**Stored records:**
__________
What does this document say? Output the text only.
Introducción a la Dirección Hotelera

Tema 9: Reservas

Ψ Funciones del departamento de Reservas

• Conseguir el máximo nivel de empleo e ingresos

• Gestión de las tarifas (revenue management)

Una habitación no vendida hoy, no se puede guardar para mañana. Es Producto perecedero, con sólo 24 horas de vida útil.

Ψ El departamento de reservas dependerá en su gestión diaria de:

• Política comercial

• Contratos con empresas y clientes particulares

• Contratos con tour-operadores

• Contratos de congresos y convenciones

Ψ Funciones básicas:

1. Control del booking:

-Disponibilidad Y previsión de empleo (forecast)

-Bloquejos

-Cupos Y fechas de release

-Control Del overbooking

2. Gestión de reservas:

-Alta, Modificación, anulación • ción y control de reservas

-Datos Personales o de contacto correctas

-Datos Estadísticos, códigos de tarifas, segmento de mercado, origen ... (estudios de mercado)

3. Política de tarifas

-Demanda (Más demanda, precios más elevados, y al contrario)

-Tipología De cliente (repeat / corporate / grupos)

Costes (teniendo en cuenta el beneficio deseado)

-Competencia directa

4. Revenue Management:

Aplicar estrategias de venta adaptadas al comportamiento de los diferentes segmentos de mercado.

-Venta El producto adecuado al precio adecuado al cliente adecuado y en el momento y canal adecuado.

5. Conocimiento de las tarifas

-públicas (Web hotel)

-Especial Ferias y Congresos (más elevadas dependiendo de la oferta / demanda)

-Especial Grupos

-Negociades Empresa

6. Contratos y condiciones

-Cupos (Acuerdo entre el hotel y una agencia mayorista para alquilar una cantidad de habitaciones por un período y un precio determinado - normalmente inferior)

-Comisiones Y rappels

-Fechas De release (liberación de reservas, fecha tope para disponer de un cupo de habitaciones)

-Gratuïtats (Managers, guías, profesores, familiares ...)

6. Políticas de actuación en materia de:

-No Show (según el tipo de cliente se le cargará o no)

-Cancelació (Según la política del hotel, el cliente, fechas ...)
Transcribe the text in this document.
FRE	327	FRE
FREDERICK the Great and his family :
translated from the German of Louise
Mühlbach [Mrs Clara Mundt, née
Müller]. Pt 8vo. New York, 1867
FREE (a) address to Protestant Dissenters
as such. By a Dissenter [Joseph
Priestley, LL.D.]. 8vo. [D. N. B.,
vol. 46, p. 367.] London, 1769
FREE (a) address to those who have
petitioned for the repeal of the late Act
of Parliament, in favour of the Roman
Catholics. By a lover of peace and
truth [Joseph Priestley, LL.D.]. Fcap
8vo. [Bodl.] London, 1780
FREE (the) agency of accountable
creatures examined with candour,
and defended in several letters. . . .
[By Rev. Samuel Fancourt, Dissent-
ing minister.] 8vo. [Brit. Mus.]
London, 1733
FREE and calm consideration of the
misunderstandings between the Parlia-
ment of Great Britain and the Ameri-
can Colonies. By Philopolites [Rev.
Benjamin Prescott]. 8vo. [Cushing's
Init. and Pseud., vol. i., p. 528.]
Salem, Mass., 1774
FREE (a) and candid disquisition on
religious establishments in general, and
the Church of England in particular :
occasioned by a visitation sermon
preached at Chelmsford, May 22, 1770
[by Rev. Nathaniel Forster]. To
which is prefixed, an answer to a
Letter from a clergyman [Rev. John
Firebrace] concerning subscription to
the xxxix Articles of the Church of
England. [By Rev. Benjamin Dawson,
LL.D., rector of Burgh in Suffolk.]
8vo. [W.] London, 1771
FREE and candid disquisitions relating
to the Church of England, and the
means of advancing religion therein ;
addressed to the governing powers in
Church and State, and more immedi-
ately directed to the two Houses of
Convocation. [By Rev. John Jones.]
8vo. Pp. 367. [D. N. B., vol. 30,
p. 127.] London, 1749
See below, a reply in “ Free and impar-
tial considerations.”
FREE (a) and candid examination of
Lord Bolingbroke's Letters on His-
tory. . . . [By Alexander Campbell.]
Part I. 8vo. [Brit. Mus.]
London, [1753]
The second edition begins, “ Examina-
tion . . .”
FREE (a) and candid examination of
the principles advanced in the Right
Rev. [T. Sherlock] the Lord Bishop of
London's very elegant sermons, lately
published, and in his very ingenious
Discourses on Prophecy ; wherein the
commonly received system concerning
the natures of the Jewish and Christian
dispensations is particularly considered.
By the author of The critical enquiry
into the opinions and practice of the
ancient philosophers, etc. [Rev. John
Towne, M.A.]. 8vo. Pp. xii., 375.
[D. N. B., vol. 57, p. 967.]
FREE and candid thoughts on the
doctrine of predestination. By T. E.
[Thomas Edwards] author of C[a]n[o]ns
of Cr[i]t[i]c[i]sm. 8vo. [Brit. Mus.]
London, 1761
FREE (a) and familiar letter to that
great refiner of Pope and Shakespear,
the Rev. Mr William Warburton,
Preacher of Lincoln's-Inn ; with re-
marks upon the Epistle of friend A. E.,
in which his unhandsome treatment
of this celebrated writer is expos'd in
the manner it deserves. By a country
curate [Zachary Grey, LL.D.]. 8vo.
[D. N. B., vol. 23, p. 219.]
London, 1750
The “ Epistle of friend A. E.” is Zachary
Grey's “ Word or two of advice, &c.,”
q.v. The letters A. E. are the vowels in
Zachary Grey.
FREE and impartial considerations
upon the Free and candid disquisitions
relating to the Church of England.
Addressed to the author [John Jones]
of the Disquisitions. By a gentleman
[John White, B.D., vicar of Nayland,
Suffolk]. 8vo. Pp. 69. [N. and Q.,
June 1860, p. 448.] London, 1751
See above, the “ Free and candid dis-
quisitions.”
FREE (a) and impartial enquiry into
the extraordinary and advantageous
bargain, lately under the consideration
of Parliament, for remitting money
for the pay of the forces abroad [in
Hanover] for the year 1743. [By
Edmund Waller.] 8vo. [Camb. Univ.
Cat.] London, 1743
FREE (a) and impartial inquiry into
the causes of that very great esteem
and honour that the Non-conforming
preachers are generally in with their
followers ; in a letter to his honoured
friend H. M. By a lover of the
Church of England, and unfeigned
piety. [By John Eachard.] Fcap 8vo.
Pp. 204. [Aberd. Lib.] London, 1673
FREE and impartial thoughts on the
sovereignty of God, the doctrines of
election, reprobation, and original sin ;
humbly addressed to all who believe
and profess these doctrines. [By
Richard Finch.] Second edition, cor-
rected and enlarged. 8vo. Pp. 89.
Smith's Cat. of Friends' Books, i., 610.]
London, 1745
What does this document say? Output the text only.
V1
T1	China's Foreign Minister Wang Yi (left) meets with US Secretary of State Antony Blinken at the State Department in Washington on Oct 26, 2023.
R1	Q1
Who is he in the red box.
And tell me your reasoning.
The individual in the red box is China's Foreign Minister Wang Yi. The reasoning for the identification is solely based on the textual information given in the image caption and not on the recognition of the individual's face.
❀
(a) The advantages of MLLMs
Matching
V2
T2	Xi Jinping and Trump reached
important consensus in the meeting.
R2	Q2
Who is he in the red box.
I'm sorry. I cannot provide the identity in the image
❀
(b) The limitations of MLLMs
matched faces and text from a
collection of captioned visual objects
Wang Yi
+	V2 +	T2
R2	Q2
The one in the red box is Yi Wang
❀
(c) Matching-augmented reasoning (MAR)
__________
**Do this:** Check each line of the records above for the string "with", and report every line that has it.

**Solution to the exercise:**
creatures examined with candour,
Preacher of Lincoln's-Inn ; with re-
preachers are generally in with their
T1	China's Foreign Minister Wang Yi (left) meets with US Secretary of State Antony Blinken at the State Department in Washington on Oct 26, 2023.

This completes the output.